Entradas de datos:
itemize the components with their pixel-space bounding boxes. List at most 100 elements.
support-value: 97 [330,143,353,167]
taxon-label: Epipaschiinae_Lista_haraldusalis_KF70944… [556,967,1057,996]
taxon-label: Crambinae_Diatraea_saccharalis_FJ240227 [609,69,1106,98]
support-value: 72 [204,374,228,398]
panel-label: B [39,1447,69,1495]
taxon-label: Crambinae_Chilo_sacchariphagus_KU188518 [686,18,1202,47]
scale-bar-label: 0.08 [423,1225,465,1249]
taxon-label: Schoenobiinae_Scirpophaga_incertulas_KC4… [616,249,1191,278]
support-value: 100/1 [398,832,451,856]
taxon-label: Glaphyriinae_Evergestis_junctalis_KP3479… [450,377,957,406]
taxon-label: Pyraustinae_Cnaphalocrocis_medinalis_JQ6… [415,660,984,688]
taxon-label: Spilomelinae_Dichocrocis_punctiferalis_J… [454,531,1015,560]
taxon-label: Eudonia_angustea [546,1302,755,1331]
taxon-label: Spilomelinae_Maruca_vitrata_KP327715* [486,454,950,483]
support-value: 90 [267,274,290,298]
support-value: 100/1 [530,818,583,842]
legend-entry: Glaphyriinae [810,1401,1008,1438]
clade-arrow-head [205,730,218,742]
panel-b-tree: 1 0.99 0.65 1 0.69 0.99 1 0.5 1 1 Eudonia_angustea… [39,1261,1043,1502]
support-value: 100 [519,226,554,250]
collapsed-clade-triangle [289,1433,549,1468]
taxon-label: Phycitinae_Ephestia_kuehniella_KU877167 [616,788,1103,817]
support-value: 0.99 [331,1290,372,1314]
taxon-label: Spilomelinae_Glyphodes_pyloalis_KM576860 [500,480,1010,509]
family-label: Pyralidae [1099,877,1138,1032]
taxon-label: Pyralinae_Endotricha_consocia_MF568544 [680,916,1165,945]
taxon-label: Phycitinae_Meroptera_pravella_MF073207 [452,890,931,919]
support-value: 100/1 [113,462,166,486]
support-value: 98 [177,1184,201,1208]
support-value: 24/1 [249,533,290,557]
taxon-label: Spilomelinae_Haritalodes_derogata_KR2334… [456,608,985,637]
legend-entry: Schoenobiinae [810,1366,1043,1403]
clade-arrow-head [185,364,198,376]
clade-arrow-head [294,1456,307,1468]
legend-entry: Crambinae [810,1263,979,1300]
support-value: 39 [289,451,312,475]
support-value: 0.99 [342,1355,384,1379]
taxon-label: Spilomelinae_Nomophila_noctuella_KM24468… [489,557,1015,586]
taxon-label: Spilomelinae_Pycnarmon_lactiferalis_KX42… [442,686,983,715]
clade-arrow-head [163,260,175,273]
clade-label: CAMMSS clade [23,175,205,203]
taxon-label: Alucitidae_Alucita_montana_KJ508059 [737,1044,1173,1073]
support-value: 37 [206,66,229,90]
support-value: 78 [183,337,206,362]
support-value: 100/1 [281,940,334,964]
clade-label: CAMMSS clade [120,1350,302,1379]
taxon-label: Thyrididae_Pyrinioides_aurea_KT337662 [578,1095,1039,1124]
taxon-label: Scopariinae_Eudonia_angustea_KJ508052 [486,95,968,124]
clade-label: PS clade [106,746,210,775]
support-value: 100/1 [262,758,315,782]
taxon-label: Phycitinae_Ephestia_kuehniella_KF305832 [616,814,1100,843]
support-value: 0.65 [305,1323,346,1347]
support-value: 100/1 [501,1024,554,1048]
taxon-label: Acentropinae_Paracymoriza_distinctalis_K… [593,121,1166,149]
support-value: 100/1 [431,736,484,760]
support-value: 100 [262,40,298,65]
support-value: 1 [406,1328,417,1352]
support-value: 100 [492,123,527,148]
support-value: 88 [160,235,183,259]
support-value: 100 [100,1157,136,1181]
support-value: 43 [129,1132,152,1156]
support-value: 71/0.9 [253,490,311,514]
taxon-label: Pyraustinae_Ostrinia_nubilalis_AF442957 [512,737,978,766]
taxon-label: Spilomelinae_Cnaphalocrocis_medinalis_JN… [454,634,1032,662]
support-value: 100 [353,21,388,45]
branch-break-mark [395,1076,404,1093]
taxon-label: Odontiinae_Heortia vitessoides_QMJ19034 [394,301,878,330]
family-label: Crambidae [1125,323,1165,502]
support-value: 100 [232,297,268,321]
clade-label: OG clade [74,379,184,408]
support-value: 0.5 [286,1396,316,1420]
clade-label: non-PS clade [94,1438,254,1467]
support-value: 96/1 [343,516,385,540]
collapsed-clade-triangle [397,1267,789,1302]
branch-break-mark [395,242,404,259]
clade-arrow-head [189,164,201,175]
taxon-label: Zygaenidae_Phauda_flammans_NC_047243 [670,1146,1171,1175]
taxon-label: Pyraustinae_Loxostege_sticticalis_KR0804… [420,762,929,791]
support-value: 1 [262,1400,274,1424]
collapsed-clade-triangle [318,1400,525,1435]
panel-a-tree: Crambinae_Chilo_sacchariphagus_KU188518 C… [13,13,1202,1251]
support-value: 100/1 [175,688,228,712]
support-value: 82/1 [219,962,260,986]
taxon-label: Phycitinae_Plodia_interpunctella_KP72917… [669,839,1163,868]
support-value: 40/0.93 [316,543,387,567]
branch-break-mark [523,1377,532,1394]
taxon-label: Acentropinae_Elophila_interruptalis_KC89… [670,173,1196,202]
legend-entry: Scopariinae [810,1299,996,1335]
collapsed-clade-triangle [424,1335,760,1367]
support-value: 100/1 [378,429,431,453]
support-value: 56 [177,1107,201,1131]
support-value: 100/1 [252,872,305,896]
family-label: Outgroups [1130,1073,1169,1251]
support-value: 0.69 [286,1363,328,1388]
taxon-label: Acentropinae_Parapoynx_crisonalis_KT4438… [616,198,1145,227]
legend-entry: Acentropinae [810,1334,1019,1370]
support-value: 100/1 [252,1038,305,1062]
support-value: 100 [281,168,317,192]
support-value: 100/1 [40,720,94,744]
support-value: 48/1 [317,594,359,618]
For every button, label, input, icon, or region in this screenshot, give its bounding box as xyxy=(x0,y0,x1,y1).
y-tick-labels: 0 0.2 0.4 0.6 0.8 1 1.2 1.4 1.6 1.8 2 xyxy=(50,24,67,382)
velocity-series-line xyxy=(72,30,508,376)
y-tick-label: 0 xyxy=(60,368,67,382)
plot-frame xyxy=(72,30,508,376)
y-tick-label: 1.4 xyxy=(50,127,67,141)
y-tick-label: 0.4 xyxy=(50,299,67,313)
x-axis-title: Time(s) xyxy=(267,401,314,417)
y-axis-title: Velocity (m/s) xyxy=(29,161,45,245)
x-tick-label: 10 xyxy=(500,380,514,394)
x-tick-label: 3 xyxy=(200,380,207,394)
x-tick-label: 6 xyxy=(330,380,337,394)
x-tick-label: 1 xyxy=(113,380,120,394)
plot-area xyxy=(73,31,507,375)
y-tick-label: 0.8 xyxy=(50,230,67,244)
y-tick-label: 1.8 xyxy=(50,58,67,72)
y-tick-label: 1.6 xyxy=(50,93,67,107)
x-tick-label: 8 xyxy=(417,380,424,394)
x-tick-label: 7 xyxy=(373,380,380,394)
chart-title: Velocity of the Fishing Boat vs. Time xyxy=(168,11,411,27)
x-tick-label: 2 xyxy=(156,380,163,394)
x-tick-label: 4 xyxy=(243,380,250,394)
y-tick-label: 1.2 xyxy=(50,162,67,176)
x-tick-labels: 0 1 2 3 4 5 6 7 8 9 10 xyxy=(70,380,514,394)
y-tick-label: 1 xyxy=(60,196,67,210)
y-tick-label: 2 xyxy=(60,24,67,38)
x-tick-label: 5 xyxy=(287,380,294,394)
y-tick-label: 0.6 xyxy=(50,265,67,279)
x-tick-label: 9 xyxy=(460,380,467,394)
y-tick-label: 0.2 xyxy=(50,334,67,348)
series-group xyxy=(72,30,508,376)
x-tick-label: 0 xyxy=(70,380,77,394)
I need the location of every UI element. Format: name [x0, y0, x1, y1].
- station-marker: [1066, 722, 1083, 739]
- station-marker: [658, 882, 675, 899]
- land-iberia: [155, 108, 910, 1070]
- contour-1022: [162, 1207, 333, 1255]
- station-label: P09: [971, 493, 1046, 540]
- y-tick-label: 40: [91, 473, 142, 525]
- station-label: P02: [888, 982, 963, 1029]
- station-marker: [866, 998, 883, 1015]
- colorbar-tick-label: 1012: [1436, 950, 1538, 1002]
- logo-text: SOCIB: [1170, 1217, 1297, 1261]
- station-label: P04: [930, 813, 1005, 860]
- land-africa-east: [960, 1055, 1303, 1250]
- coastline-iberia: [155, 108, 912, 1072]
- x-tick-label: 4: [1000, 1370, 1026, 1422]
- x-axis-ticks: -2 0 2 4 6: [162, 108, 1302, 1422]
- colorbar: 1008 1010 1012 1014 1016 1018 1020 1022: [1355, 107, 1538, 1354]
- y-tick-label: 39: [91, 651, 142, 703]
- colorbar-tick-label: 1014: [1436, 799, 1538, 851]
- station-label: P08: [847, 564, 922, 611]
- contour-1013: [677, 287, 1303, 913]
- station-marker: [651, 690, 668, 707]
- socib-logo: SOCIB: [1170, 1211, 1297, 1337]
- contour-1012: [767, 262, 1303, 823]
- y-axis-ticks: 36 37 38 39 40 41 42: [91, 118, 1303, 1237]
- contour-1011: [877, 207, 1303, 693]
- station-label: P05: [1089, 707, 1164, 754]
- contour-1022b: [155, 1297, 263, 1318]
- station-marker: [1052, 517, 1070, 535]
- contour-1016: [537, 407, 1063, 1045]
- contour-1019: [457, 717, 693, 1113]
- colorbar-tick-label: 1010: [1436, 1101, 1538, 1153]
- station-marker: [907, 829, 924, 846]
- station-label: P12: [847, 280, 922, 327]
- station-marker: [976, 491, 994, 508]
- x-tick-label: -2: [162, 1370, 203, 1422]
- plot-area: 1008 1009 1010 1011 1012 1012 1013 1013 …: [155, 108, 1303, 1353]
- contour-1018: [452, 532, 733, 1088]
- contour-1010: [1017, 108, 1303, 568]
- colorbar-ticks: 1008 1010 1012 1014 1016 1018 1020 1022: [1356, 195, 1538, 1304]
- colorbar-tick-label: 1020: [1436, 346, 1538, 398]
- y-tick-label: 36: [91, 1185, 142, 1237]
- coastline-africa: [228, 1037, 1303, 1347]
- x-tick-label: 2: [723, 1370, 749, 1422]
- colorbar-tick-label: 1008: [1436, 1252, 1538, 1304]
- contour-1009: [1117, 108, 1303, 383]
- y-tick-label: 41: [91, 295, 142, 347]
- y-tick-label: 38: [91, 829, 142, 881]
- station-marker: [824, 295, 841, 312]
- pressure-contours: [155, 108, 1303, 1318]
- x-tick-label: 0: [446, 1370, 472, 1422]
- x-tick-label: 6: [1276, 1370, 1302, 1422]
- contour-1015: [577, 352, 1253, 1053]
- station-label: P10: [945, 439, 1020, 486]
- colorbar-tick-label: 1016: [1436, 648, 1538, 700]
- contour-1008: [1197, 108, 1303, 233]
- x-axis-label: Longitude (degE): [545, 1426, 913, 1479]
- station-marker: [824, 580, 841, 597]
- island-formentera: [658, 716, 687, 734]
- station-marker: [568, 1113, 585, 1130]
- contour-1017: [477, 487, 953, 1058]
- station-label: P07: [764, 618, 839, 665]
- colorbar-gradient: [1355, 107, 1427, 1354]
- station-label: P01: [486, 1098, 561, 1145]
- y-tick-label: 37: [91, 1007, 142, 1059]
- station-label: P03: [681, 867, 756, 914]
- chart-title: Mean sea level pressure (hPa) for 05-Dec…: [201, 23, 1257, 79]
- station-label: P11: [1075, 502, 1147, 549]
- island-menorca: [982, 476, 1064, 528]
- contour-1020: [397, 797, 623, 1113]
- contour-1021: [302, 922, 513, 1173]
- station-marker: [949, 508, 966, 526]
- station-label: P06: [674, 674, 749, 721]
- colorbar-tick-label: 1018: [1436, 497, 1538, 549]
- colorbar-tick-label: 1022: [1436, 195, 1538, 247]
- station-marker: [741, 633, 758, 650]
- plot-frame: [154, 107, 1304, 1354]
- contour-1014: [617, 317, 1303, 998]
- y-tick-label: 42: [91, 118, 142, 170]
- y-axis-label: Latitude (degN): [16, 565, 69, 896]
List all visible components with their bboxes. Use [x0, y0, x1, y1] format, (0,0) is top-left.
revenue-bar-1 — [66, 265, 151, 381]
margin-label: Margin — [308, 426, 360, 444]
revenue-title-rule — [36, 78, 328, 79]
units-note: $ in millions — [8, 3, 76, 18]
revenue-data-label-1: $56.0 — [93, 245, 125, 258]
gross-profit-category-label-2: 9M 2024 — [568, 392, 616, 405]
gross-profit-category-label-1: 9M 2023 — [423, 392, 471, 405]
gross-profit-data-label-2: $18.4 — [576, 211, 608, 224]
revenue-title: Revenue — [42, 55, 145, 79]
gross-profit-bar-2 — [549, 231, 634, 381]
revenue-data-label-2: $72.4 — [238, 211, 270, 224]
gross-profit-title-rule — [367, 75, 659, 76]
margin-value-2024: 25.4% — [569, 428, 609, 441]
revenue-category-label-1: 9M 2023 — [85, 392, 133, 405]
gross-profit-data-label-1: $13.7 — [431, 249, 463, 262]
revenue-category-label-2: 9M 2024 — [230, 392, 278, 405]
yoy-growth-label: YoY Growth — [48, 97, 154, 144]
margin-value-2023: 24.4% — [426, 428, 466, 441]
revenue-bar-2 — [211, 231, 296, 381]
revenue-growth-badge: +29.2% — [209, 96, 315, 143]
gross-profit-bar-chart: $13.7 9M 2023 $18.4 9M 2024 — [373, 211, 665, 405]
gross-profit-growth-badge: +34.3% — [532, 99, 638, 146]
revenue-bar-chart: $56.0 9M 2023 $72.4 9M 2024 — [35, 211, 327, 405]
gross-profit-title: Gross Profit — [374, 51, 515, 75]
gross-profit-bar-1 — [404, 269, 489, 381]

(Indicación) Reproduce literalmente los datos desde su inicio hasta la línea que contiene "panel-label: B [39,1447,69,1495]", incluida esa línea.

(Solución)
itemize the components with their pixel-space bounding boxes. List at most 100 elements.
support-value: 97 [330,143,353,167]
taxon-label: Epipaschiinae_Lista_haraldusalis_KF70944… [556,967,1057,996]
taxon-label: Crambinae_Diatraea_saccharalis_FJ240227 [609,69,1106,98]
support-value: 72 [204,374,228,398]
panel-label: B [39,1447,69,1495]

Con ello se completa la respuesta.